- **Directions**
Copy out the listing that follows, exact in every word, and skip the images.

- **Data**
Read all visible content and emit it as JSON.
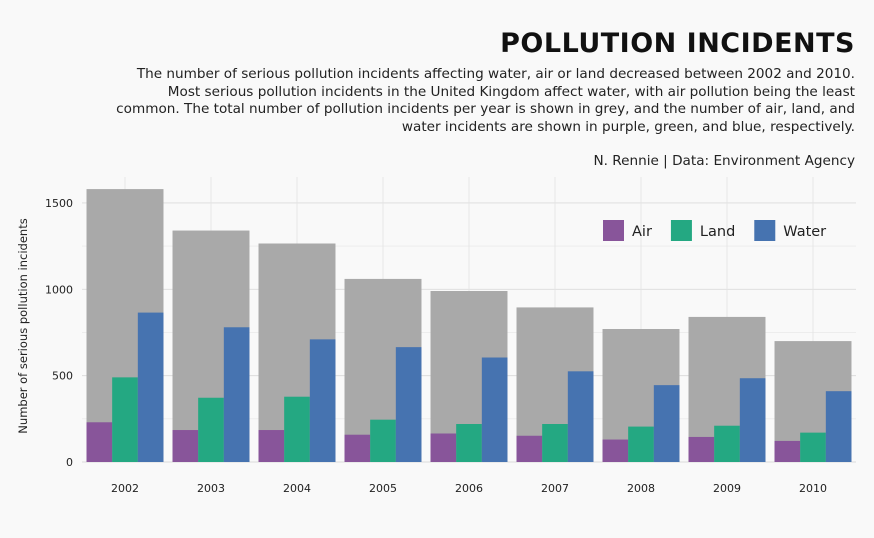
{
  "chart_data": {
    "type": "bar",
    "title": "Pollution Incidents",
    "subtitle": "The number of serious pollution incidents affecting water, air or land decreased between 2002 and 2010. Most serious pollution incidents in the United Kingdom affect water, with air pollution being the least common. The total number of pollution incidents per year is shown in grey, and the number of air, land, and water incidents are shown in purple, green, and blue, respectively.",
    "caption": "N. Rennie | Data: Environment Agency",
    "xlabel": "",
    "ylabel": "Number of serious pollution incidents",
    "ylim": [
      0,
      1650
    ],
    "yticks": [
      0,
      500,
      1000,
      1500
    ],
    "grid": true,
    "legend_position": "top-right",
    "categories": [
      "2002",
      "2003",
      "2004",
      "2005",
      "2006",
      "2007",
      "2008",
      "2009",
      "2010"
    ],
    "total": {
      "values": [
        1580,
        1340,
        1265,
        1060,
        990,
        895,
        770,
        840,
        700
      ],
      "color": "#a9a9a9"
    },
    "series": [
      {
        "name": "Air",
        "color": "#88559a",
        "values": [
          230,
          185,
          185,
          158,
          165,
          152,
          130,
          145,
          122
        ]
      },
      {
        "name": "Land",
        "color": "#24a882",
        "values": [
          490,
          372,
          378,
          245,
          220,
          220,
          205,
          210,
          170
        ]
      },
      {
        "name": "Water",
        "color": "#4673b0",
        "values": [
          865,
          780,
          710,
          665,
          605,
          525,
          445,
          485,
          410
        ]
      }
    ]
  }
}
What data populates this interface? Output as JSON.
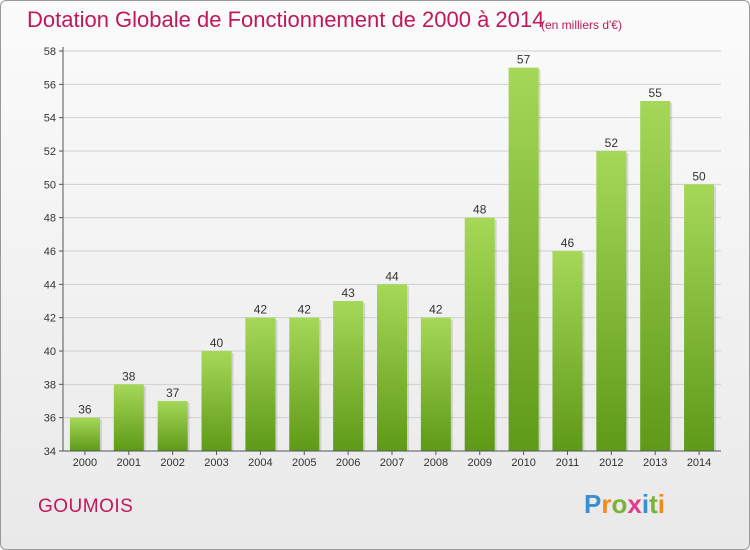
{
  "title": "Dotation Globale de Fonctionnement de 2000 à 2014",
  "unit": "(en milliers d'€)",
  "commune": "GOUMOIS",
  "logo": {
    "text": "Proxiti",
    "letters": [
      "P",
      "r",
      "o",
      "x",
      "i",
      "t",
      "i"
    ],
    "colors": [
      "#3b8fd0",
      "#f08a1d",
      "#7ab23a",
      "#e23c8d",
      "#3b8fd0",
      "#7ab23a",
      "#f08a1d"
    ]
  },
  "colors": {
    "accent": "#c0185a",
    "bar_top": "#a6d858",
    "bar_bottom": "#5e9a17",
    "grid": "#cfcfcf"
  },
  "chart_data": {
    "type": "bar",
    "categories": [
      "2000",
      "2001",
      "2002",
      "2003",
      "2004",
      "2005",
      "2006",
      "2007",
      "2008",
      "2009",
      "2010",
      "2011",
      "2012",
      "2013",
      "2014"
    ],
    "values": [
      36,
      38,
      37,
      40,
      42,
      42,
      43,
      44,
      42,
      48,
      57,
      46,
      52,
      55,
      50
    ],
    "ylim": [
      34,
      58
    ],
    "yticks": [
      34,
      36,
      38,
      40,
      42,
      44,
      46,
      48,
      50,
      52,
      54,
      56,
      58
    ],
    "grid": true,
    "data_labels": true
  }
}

- **Exercise result**
Read all visible content and emit it as JSON.
{
  "chart_data": {
    "type": "bar",
    "title": "Pollution Incidents",
    "subtitle": "The number of serious pollution incidents affecting water, air or land decreased between 2002 and 2010. Most serious pollution incidents in the United Kingdom affect water, with air pollution being the least common. The total number of pollution incidents per year is shown in grey, and the number of air, land, and water incidents are shown in purple, green, and blue, respectively.",
    "caption": "N. Rennie | Data: Environment Agency",
    "xlabel": "",
    "ylabel": "Number of serious pollution incidents",
    "ylim": [
      0,
      1650
    ],
    "yticks": [
      0,
      500,
      1000,
      1500
    ],
    "grid": true,
    "legend_position": "top-right",
    "categories": [
      "2002",
      "2003",
      "2004",
      "2005",
      "2006",
      "2007",
      "2008",
      "2009",
      "2010"
    ],
    "total": {
      "values": [
        1580,
        1340,
        1265,
        1060,
        990,
        895,
        770,
        840,
        700
      ],
      "color": "#a9a9a9"
    },
    "series": [
      {
        "name": "Air",
        "color": "#88559a",
        "values": [
          230,
          185,
          185,
          158,
          165,
          152,
          130,
          145,
          122
        ]
      },
      {
        "name": "Land",
        "color": "#24a882",
        "values": [
          490,
          372,
          378,
          245,
          220,
          220,
          205,
          210,
          170
        ]
      },
      {
        "name": "Water",
        "color": "#4673b0",
        "values": [
          865,
          780,
          710,
          665,
          605,
          525,
          445,
          485,
          410
        ]
      }
    ]
  }
}
What data populates this interface? Output as JSON.
{
  "title": "Dotation Globale de Fonctionnement de 2000 à 2014",
  "unit": "(en milliers d'€)",
  "commune": "GOUMOIS",
  "logo": {
    "text": "Proxiti",
    "letters": [
      "P",
      "r",
      "o",
      "x",
      "i",
      "t",
      "i"
    ],
    "colors": [
      "#3b8fd0",
      "#f08a1d",
      "#7ab23a",
      "#e23c8d",
      "#3b8fd0",
      "#7ab23a",
      "#f08a1d"
    ]
  },
  "colors": {
    "accent": "#c0185a",
    "bar_top": "#a6d858",
    "bar_bottom": "#5e9a17",
    "grid": "#cfcfcf"
  },
  "chart_data": {
    "type": "bar",
    "categories": [
      "2000",
      "2001",
      "2002",
      "2003",
      "2004",
      "2005",
      "2006",
      "2007",
      "2008",
      "2009",
      "2010",
      "2011",
      "2012",
      "2013",
      "2014"
    ],
    "values": [
      36,
      38,
      37,
      40,
      42,
      42,
      43,
      44,
      42,
      48,
      57,
      46,
      52,
      55,
      50
    ],
    "ylim": [
      34,
      58
    ],
    "yticks": [
      34,
      36,
      38,
      40,
      42,
      44,
      46,
      48,
      50,
      52,
      54,
      56,
      58
    ],
    "grid": true,
    "data_labels": true
  }
}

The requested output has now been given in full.